TASK INSTRUCTIONS:
The lines below that include "into" are to be found and copied.

RECORDS TO PROCESS:
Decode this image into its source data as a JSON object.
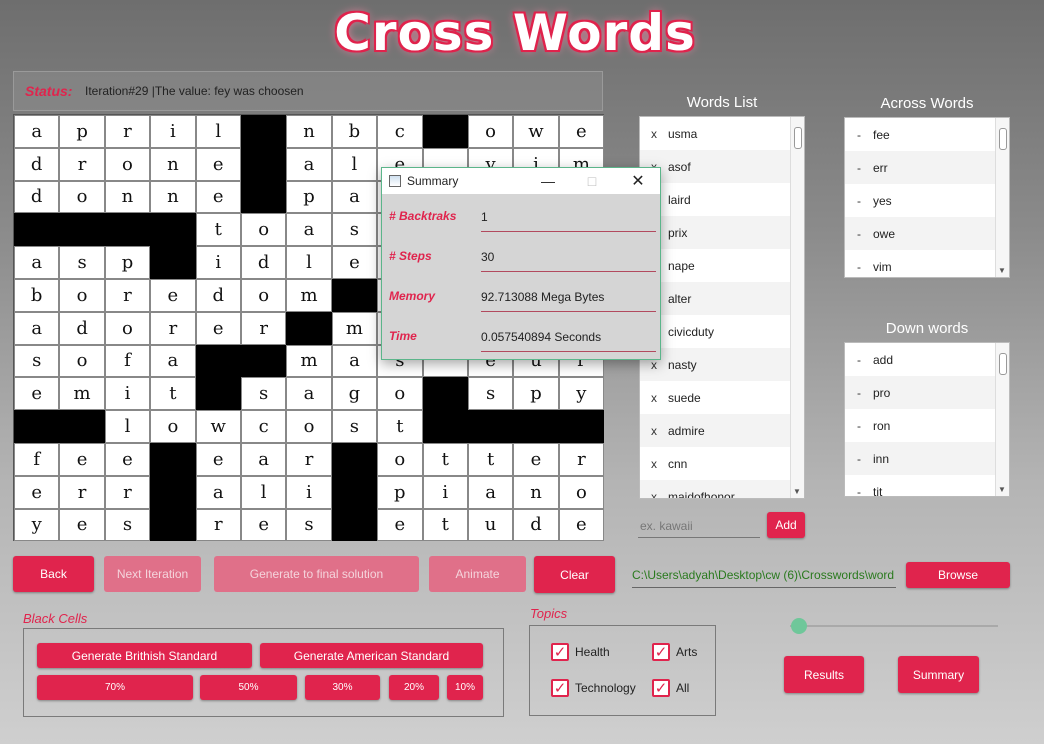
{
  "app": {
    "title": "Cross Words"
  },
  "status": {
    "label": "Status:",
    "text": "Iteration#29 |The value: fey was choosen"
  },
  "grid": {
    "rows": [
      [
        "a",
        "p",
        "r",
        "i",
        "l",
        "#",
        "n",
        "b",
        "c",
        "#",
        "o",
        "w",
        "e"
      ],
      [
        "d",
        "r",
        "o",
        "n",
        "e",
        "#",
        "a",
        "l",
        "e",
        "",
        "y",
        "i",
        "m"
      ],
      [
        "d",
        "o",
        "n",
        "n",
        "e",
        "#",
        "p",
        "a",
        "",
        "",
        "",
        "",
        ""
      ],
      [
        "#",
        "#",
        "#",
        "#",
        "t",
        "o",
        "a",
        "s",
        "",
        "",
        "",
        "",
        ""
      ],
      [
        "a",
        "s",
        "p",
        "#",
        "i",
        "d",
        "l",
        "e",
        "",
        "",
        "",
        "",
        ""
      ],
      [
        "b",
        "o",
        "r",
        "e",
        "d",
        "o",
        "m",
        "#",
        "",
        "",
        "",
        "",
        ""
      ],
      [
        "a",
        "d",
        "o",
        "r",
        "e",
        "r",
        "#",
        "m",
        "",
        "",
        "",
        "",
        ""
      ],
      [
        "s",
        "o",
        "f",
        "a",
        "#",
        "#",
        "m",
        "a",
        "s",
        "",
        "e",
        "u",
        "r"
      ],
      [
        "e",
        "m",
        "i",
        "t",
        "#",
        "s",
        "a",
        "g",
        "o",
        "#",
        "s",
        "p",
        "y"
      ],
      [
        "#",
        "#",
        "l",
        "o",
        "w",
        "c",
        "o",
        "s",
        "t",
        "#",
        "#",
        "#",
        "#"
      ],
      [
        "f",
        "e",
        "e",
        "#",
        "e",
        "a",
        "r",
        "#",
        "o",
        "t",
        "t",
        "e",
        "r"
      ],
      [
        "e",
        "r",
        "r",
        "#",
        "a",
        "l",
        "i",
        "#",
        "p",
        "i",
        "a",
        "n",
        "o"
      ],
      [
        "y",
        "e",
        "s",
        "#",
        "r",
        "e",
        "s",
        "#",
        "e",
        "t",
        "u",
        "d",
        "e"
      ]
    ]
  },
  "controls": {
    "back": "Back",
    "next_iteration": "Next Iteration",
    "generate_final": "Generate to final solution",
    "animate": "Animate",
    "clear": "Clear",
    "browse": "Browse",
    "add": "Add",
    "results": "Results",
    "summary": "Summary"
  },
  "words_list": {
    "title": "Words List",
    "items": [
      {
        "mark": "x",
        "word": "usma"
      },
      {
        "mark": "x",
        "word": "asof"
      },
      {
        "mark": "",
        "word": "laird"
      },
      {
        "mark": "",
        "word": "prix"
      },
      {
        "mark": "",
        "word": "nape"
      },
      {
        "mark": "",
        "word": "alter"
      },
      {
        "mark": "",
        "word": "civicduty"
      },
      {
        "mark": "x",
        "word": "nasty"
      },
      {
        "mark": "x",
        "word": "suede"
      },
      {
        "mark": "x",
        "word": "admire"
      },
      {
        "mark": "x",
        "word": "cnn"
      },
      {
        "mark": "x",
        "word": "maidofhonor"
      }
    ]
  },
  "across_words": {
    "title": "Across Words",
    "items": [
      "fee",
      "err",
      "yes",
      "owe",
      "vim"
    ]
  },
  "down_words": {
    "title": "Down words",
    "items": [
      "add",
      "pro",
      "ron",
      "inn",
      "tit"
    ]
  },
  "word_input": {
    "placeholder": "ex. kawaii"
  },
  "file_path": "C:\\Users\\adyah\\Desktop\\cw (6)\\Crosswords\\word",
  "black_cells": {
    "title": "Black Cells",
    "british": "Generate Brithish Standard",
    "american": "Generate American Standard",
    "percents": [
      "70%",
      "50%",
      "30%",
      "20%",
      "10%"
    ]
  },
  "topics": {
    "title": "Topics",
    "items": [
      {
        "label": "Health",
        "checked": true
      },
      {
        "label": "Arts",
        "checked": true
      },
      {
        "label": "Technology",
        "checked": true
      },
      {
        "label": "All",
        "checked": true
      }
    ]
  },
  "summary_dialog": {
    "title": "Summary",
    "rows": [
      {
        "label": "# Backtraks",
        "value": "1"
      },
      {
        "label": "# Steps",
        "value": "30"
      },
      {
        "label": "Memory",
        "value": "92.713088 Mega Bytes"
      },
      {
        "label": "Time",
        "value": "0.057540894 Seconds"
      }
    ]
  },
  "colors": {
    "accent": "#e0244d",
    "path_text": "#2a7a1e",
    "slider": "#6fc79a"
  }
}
--
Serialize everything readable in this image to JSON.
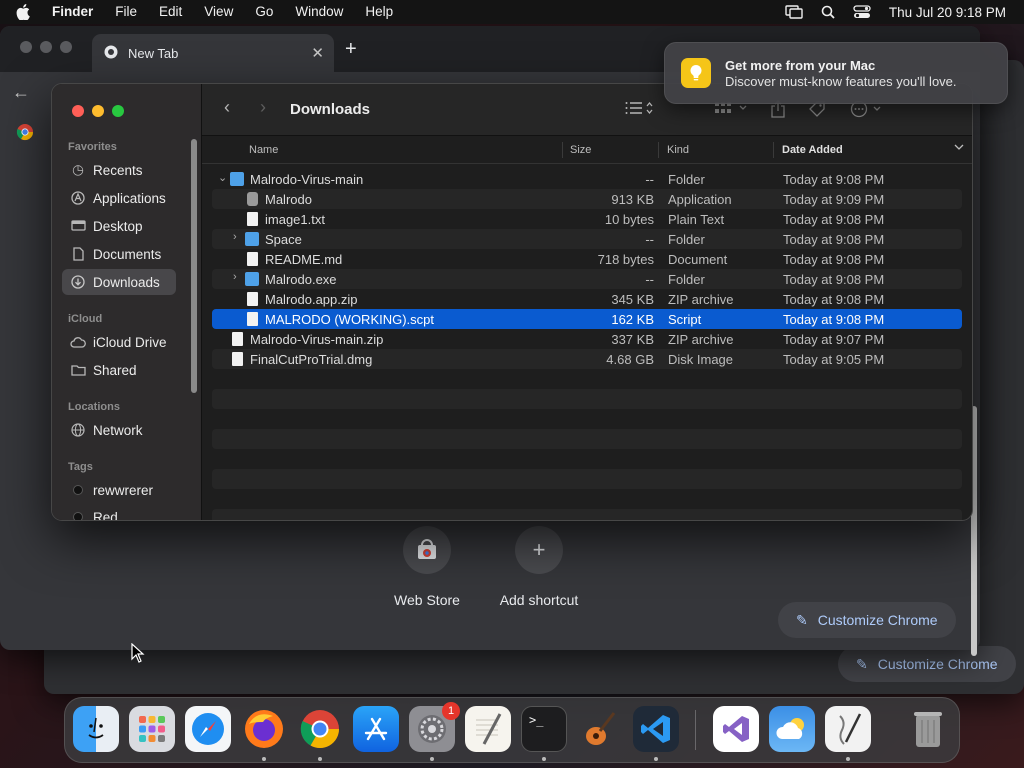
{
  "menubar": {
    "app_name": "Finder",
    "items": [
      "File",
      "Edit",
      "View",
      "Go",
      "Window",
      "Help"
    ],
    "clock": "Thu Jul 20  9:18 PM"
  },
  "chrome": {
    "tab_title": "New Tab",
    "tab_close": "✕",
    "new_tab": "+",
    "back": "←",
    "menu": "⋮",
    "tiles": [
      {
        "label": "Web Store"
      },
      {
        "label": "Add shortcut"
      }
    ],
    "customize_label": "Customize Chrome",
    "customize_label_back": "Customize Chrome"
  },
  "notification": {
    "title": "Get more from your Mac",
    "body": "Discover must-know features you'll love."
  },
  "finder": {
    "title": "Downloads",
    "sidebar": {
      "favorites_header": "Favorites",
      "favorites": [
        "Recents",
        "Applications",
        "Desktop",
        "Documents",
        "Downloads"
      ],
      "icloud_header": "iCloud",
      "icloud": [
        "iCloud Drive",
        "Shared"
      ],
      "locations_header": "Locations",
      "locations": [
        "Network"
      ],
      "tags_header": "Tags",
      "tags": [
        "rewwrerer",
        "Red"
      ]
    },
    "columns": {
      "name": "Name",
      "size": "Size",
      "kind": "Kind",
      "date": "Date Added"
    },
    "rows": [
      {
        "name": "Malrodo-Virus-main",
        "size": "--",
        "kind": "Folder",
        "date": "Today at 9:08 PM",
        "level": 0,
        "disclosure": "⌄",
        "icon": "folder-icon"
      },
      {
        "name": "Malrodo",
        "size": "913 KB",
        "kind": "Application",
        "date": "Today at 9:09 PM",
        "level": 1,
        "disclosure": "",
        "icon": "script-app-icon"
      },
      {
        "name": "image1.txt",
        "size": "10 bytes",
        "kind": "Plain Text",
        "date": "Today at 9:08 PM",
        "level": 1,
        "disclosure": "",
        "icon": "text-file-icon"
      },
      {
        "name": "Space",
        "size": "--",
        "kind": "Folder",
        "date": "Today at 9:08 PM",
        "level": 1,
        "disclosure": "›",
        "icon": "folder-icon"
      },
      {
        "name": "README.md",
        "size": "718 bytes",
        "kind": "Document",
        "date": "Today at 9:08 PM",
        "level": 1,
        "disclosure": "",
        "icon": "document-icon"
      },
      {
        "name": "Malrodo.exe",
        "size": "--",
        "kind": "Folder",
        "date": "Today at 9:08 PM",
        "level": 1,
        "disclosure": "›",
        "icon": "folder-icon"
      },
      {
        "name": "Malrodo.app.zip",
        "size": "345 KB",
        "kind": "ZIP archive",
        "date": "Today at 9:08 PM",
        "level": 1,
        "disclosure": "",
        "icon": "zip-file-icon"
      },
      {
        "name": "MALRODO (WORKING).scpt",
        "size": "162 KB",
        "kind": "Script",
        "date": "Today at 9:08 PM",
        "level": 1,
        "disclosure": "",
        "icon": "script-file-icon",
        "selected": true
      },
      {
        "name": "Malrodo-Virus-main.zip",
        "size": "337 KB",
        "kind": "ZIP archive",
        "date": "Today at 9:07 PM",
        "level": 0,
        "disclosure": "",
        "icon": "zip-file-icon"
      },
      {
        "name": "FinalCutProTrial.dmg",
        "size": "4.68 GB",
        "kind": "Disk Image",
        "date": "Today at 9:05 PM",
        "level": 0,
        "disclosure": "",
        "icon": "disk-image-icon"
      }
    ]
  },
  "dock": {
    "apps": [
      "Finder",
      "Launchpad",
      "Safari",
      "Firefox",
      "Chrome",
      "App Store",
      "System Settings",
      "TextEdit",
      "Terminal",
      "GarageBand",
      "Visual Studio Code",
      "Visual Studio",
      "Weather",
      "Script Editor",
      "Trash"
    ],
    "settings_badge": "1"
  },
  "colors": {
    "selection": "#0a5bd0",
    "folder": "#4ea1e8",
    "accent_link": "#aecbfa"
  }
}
==
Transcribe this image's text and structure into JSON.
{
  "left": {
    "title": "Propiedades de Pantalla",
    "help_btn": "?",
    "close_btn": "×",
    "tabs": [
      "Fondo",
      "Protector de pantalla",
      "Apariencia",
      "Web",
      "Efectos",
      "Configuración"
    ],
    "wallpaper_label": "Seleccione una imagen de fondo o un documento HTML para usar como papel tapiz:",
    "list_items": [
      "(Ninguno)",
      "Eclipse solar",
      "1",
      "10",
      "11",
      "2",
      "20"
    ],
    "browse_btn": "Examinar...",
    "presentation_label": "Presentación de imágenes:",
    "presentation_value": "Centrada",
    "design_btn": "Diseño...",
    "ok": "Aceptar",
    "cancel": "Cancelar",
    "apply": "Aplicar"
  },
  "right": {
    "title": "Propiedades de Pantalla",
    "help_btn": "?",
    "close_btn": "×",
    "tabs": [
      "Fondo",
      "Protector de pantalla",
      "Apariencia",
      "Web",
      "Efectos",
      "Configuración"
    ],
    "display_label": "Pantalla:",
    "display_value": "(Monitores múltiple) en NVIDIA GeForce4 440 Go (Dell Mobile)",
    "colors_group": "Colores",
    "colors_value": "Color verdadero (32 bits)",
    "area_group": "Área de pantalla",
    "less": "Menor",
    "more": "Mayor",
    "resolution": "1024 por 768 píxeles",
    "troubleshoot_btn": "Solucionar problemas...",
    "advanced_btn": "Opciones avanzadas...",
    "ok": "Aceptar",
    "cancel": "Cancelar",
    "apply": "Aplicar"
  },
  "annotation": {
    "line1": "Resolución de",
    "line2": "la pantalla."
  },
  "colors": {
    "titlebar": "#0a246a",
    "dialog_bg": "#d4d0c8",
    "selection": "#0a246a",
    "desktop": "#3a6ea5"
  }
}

RESPONSE BELOW:
Decode this image into its source data as a JSON object.
Transcribe this image's text and structure into JSON.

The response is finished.